_What is asked:_
Output the full listing word for word.

_Excerpted records:_
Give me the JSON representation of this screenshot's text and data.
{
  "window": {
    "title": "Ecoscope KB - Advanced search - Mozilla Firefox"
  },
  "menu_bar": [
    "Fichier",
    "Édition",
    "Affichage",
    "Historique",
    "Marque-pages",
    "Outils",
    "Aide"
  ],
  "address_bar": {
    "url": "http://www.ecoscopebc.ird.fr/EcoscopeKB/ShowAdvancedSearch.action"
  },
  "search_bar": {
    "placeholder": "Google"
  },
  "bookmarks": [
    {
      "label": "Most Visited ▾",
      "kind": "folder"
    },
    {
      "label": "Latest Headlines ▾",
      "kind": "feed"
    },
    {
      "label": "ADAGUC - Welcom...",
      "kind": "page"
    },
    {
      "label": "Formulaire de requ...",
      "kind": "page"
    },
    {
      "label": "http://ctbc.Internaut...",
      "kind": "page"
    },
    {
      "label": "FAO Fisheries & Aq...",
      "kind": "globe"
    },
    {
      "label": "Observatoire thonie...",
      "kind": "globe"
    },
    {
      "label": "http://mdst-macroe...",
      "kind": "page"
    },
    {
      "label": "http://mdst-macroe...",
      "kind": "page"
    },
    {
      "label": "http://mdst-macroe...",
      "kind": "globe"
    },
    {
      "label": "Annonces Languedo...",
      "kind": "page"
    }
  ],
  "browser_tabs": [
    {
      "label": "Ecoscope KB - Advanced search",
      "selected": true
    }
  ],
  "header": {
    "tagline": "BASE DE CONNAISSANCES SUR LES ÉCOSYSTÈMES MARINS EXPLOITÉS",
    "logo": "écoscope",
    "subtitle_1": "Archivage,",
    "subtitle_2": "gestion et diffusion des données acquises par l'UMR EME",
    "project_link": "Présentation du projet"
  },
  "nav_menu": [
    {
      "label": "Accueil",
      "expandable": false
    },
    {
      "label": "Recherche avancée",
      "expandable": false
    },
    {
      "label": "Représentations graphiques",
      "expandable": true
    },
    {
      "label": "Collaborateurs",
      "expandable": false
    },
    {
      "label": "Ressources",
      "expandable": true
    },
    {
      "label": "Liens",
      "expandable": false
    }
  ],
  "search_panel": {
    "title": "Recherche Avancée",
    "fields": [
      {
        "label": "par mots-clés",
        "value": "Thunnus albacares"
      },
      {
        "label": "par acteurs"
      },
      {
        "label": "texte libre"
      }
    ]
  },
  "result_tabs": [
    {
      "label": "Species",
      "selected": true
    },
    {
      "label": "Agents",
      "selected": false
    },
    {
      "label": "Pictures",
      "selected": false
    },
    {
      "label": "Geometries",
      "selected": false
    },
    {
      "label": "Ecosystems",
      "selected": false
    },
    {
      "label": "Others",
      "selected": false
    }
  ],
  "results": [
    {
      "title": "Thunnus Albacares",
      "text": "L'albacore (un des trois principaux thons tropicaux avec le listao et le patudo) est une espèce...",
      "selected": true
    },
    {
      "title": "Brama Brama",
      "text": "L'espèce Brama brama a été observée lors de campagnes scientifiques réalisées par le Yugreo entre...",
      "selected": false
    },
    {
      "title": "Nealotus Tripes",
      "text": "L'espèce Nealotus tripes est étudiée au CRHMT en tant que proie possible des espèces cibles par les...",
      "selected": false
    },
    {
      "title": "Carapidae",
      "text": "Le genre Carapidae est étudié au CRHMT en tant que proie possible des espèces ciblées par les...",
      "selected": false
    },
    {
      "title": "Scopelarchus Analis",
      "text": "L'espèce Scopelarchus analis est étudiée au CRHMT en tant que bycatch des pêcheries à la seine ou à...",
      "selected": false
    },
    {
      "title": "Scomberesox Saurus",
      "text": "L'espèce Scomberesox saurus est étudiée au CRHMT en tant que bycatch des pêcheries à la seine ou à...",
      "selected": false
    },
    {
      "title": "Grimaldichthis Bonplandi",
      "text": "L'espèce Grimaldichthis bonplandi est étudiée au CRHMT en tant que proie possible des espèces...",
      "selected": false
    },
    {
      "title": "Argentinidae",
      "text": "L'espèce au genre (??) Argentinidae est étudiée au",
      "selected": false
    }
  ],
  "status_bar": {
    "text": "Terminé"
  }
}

_Written solution:_
Give me the JSON representation of this screenshot's text and data.
{
  "window": {
    "title": "Ecoscope KB - Advanced search - Mozilla Firefox"
  },
  "menu_bar": [
    "Fichier",
    "Édition",
    "Affichage",
    "Historique",
    "Marque-pages",
    "Outils",
    "Aide"
  ],
  "address_bar": {
    "url": "http://www.ecoscopebc.ird.fr/EcoscopeKB/ShowAdvancedSearch.action"
  },
  "search_bar": {
    "placeholder": "Google"
  },
  "bookmarks": [
    {
      "label": "Most Visited ▾",
      "kind": "folder"
    },
    {
      "label": "Latest Headlines ▾",
      "kind": "feed"
    },
    {
      "label": "ADAGUC - Welcom...",
      "kind": "page"
    },
    {
      "label": "Formulaire de requ...",
      "kind": "page"
    },
    {
      "label": "http://ctbc.Internaut...",
      "kind": "page"
    },
    {
      "label": "FAO Fisheries & Aq...",
      "kind": "globe"
    },
    {
      "label": "Observatoire thonie...",
      "kind": "globe"
    },
    {
      "label": "http://mdst-macroe...",
      "kind": "page"
    },
    {
      "label": "http://mdst-macroe...",
      "kind": "page"
    },
    {
      "label": "http://mdst-macroe...",
      "kind": "globe"
    },
    {
      "label": "Annonces Languedo...",
      "kind": "page"
    }
  ],
  "browser_tabs": [
    {
      "label": "Ecoscope KB - Advanced search",
      "selected": true
    }
  ],
  "header": {
    "tagline": "BASE DE CONNAISSANCES SUR LES ÉCOSYSTÈMES MARINS EXPLOITÉS",
    "logo": "écoscope",
    "subtitle_1": "Archivage,",
    "subtitle_2": "gestion et diffusion des données acquises par l'UMR EME",
    "project_link": "Présentation du projet"
  },
  "nav_menu": [
    {
      "label": "Accueil",
      "expandable": false
    },
    {
      "label": "Recherche avancée",
      "expandable": false
    },
    {
      "label": "Représentations graphiques",
      "expandable": true
    },
    {
      "label": "Collaborateurs",
      "expandable": false
    },
    {
      "label": "Ressources",
      "expandable": true
    },
    {
      "label": "Liens",
      "expandable": false
    }
  ],
  "search_panel": {
    "title": "Recherche Avancée",
    "fields": [
      {
        "label": "par mots-clés",
        "value": "Thunnus albacares"
      },
      {
        "label": "par acteurs"
      },
      {
        "label": "texte libre"
      }
    ]
  },
  "result_tabs": [
    {
      "label": "Species",
      "selected": true
    },
    {
      "label": "Agents",
      "selected": false
    },
    {
      "label": "Pictures",
      "selected": false
    },
    {
      "label": "Geometries",
      "selected": false
    },
    {
      "label": "Ecosystems",
      "selected": false
    },
    {
      "label": "Others",
      "selected": false
    }
  ],
  "results": [
    {
      "title": "Thunnus Albacares",
      "text": "L'albacore (un des trois principaux thons tropicaux avec le listao et le patudo) est une espèce...",
      "selected": true
    },
    {
      "title": "Brama Brama",
      "text": "L'espèce Brama brama a été observée lors de campagnes scientifiques réalisées par le Yugreo entre...",
      "selected": false
    },
    {
      "title": "Nealotus Tripes",
      "text": "L'espèce Nealotus tripes est étudiée au CRHMT en tant que proie possible des espèces cibles par les...",
      "selected": false
    },
    {
      "title": "Carapidae",
      "text": "Le genre Carapidae est étudié au CRHMT en tant que proie possible des espèces ciblées par les...",
      "selected": false
    },
    {
      "title": "Scopelarchus Analis",
      "text": "L'espèce Scopelarchus analis est étudiée au CRHMT en tant que bycatch des pêcheries à la seine ou à...",
      "selected": false
    },
    {
      "title": "Scomberesox Saurus",
      "text": "L'espèce Scomberesox saurus est étudiée au CRHMT en tant que bycatch des pêcheries à la seine ou à...",
      "selected": false
    },
    {
      "title": "Grimaldichthis Bonplandi",
      "text": "L'espèce Grimaldichthis bonplandi est étudiée au CRHMT en tant que proie possible des espèces...",
      "selected": false
    },
    {
      "title": "Argentinidae",
      "text": "L'espèce au genre (??) Argentinidae est étudiée au",
      "selected": false
    }
  ],
  "status_bar": {
    "text": "Terminé"
  }
}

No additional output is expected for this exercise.